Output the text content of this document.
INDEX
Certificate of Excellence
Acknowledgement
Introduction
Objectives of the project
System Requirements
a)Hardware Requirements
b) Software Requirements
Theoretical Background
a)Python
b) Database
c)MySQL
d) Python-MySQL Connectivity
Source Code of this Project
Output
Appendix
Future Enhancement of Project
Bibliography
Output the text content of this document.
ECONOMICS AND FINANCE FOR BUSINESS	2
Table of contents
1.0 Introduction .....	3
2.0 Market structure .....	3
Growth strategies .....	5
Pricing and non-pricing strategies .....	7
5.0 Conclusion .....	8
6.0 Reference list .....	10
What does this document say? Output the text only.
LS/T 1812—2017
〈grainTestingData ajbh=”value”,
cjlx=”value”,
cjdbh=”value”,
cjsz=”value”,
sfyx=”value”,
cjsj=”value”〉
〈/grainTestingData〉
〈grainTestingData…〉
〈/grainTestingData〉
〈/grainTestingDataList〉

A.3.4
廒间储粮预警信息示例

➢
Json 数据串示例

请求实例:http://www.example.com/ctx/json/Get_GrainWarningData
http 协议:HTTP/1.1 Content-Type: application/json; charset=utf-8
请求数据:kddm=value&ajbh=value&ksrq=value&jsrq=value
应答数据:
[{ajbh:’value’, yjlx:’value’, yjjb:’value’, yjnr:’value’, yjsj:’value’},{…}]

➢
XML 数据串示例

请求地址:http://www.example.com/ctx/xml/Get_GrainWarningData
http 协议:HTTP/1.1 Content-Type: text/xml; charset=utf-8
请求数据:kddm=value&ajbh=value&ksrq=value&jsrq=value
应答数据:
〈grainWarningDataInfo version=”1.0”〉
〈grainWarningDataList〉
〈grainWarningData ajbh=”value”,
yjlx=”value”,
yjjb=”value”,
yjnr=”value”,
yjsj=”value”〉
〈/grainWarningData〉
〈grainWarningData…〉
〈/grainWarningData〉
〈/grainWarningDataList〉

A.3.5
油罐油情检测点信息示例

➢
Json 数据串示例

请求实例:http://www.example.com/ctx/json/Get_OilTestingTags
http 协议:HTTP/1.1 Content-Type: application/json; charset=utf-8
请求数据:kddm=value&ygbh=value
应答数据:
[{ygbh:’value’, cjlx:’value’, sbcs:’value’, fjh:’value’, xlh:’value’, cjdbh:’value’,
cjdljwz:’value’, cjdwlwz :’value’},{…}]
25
--------------------------------
* Challenge
In the listing above, count each line that holds the string "grainWarningDataList". Give the number only.

* Result of this task
2